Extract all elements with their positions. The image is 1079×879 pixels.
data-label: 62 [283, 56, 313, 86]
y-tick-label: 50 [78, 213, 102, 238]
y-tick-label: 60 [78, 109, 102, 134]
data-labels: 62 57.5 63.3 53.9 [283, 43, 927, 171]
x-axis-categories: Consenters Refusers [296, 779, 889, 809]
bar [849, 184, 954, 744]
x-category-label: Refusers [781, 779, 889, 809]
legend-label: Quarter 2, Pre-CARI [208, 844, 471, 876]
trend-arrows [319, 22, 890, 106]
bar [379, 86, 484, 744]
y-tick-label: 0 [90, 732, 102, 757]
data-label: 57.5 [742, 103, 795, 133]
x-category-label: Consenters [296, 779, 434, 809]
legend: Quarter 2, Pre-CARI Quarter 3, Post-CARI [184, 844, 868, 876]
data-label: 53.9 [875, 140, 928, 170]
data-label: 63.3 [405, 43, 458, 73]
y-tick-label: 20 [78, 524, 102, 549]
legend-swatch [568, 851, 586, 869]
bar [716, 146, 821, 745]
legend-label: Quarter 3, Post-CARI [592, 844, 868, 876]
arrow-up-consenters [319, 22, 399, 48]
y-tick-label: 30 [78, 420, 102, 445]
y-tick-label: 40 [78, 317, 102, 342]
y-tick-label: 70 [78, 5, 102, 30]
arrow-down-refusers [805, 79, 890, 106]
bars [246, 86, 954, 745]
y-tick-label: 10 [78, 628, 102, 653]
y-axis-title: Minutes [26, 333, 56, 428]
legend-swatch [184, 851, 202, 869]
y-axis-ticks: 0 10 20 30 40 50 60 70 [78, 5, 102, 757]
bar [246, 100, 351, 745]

+ + +

(Stated exercise)
Write out the listing again, swapping "Post-CARI" for "After CARI" everywhere it appears and leaving everything else the same.

(Solved problem)
Extract all elements with their positions. The image is 1079×879 pixels.
data-label: 62 [283, 56, 313, 86]
y-tick-label: 50 [78, 213, 102, 238]
y-tick-label: 60 [78, 109, 102, 134]
data-labels: 62 57.5 63.3 53.9 [283, 43, 927, 171]
x-axis-categories: Consenters Refusers [296, 779, 889, 809]
bar [849, 184, 954, 744]
x-category-label: Refusers [781, 779, 889, 809]
legend-label: Quarter 2, Pre-CARI [208, 844, 471, 876]
trend-arrows [319, 22, 890, 106]
bar [379, 86, 484, 744]
y-tick-label: 0 [90, 732, 102, 757]
data-label: 57.5 [742, 103, 795, 133]
x-category-label: Consenters [296, 779, 434, 809]
legend: Quarter 2, Pre-CARI Quarter 3, After CARI [184, 844, 868, 876]
data-label: 53.9 [875, 140, 928, 170]
data-label: 63.3 [405, 43, 458, 73]
y-tick-label: 20 [78, 524, 102, 549]
legend-swatch [568, 851, 586, 869]
bar [716, 146, 821, 745]
legend-label: Quarter 3, After CARI [592, 844, 868, 876]
arrow-up-consenters [319, 22, 399, 48]
y-tick-label: 30 [78, 420, 102, 445]
y-tick-label: 40 [78, 317, 102, 342]
y-tick-label: 70 [78, 5, 102, 30]
arrow-down-refusers [805, 79, 890, 106]
bars [246, 86, 954, 745]
y-tick-label: 10 [78, 628, 102, 653]
y-axis-title: Minutes [26, 333, 56, 428]
legend-swatch [184, 851, 202, 869]
y-axis-ticks: 0 10 20 30 40 50 60 70 [78, 5, 102, 757]
bar [246, 100, 351, 745]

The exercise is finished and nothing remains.